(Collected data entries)
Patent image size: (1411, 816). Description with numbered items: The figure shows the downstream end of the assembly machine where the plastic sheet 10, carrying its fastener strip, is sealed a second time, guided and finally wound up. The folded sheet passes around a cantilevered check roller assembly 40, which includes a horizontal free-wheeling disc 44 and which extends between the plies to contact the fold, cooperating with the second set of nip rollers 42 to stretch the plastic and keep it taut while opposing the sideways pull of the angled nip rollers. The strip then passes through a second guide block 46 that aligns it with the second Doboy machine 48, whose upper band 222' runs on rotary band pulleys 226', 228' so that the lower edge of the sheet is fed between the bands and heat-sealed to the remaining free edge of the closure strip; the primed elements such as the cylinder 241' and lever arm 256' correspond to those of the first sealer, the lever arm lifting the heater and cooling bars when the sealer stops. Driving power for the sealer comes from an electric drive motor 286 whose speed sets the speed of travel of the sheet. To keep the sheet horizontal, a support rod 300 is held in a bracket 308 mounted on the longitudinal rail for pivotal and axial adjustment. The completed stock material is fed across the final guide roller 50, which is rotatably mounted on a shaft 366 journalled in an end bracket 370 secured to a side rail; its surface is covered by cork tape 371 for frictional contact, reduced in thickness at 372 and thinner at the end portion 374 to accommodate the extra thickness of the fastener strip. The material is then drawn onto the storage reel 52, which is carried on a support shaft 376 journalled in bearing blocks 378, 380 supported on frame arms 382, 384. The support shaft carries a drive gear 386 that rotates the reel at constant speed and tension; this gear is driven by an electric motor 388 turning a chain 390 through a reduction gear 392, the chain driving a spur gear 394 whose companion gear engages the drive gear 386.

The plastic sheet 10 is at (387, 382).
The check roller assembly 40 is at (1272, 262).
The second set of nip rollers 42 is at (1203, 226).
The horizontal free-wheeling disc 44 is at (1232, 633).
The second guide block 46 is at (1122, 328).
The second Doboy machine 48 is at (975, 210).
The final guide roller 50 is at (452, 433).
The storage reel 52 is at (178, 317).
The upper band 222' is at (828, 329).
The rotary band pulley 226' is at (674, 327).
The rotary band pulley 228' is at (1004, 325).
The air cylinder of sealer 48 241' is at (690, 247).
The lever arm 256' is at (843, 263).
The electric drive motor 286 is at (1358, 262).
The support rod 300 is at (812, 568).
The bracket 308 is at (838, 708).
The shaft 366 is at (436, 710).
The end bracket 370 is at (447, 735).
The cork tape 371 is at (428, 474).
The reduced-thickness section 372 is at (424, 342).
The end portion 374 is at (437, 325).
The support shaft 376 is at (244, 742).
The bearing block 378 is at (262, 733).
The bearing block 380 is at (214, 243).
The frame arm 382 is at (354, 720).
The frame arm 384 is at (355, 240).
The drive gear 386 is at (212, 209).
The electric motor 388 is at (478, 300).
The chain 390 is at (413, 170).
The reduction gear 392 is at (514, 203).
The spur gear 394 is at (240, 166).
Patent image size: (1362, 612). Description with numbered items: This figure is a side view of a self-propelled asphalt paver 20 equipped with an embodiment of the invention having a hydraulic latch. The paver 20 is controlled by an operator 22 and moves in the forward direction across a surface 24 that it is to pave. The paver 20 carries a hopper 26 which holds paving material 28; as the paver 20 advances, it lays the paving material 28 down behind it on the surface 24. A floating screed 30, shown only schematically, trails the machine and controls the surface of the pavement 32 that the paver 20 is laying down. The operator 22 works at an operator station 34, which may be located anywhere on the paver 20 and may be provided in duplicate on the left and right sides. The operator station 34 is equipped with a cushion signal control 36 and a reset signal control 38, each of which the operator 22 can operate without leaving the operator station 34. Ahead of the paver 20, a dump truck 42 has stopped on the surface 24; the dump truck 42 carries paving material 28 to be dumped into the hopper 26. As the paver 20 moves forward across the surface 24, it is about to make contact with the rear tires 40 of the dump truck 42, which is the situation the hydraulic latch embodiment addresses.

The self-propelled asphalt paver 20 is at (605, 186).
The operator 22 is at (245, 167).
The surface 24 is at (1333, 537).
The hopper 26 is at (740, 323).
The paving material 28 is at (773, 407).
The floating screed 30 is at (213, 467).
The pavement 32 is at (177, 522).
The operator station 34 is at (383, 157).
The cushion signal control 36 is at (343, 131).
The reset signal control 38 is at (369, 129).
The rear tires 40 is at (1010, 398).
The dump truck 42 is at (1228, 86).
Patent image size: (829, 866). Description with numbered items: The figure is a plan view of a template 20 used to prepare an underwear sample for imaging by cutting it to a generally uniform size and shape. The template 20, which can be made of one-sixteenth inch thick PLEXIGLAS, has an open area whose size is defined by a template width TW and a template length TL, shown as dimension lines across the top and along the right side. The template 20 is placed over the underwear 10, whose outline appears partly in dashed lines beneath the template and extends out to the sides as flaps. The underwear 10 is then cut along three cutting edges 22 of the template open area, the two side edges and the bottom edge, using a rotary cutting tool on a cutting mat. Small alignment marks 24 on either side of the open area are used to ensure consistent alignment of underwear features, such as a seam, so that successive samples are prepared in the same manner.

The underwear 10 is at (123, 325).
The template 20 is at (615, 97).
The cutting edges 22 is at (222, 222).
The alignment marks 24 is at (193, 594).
---
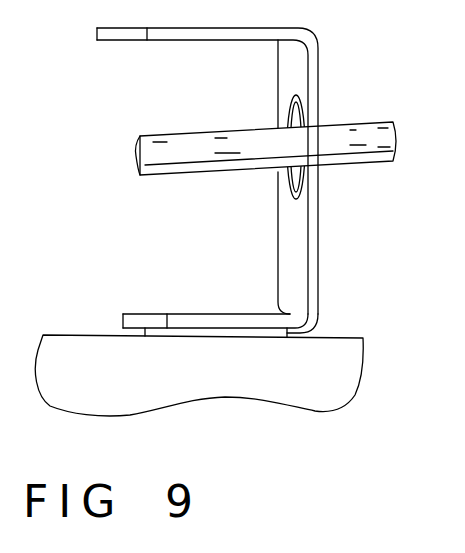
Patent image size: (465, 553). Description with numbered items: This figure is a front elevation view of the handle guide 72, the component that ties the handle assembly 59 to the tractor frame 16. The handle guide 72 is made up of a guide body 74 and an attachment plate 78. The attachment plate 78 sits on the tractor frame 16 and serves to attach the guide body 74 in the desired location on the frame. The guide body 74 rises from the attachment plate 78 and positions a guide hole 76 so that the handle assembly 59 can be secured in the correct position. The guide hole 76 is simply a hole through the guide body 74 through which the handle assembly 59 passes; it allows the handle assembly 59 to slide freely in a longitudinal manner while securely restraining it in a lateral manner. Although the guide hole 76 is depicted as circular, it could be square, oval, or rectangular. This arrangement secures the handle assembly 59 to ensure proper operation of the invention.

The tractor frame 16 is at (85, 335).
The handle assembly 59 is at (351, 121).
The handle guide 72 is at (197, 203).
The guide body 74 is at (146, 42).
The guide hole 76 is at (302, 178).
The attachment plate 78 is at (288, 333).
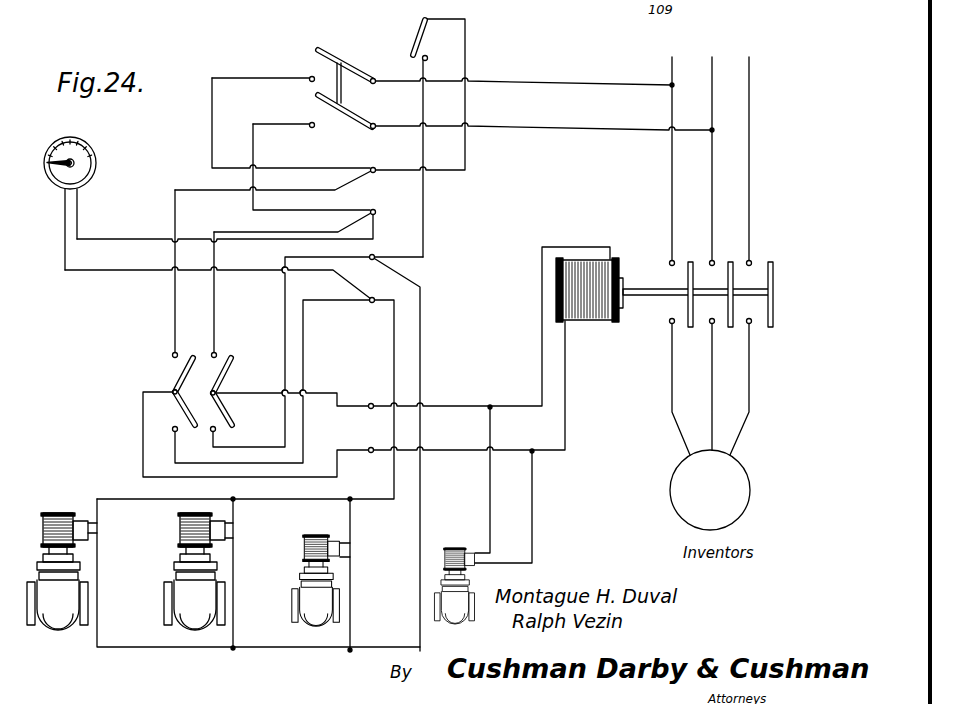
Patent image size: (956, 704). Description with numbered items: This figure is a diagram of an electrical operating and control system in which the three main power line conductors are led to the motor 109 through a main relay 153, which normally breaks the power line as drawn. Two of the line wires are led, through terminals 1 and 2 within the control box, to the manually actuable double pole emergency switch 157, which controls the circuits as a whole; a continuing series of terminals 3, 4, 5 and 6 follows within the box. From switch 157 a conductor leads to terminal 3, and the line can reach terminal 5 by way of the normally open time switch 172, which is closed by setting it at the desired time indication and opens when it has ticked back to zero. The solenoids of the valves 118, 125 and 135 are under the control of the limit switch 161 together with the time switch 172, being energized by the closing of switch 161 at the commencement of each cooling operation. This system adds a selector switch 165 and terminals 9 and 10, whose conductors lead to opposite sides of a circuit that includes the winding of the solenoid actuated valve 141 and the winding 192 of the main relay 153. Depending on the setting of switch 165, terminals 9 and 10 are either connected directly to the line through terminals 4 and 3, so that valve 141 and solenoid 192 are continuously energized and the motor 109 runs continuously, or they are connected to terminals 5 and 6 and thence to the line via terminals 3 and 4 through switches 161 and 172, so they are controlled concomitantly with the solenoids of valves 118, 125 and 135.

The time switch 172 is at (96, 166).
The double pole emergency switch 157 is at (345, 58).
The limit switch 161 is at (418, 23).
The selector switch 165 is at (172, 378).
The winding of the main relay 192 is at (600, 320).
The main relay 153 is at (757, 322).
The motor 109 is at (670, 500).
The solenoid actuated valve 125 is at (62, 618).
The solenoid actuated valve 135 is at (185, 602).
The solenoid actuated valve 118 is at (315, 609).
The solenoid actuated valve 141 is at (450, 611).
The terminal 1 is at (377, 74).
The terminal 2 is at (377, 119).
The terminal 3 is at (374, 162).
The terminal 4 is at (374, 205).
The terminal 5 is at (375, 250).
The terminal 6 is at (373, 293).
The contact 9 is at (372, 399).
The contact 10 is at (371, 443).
...
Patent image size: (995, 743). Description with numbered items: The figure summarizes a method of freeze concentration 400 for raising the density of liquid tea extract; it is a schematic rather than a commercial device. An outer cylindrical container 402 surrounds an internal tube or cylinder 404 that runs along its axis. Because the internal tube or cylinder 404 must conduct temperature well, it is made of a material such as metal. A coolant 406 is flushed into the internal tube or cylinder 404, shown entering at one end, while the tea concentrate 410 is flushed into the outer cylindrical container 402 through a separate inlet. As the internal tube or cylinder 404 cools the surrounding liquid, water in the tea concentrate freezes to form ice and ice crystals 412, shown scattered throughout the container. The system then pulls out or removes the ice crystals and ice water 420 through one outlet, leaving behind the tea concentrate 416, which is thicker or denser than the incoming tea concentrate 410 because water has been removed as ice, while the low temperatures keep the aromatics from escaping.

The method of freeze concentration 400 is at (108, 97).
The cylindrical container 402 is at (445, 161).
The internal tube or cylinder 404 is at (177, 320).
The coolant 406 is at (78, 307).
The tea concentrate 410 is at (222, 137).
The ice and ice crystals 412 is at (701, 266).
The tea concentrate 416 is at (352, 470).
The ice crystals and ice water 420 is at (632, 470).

→ What the task asks: Change "schematic" to "diagram" in the part of the records that opens with the line containing "Patent image size: (995, 743)." and closes with the line containing "The ice and". Reproduce only that part, with nothing else altered.

→ Task result:
Patent image size: (995, 743). Description with numbered items: The figure summarizes a method of freeze concentration 400 for raising the density of liquid tea extract; it is a diagram rather than a commercial device. An outer cylindrical container 402 surrounds an internal tube or cylinder 404 that runs along its axis. Because the internal tube or cylinder 404 must conduct temperature well, it is made of a material such as metal. A coolant 406 is flushed into the internal tube or cylinder 404, shown entering at one end, while the tea concentrate 410 is flushed into the outer cylindrical container 402 through a separate inlet. As the internal tube or cylinder 404 cools the surrounding liquid, water in the tea concentrate freezes to form ice and ice crystals 412, shown scattered throughout the container. The system then pulls out or removes the ice crystals and ice water 420 through one outlet, leaving behind the tea concentrate 416, which is thicker or denser than the incoming tea concentrate 410 because water has been removed as ice, while the low temperatures keep the aromatics from escaping.

The method of freeze concentration 400 is at (108, 97).
The cylindrical container 402 is at (445, 161).
The internal tube or cylinder 404 is at (177, 320).
The coolant 406 is at (78, 307).
The tea concentrate 410 is at (222, 137).
The ice and ice crystals 412 is at (701, 266).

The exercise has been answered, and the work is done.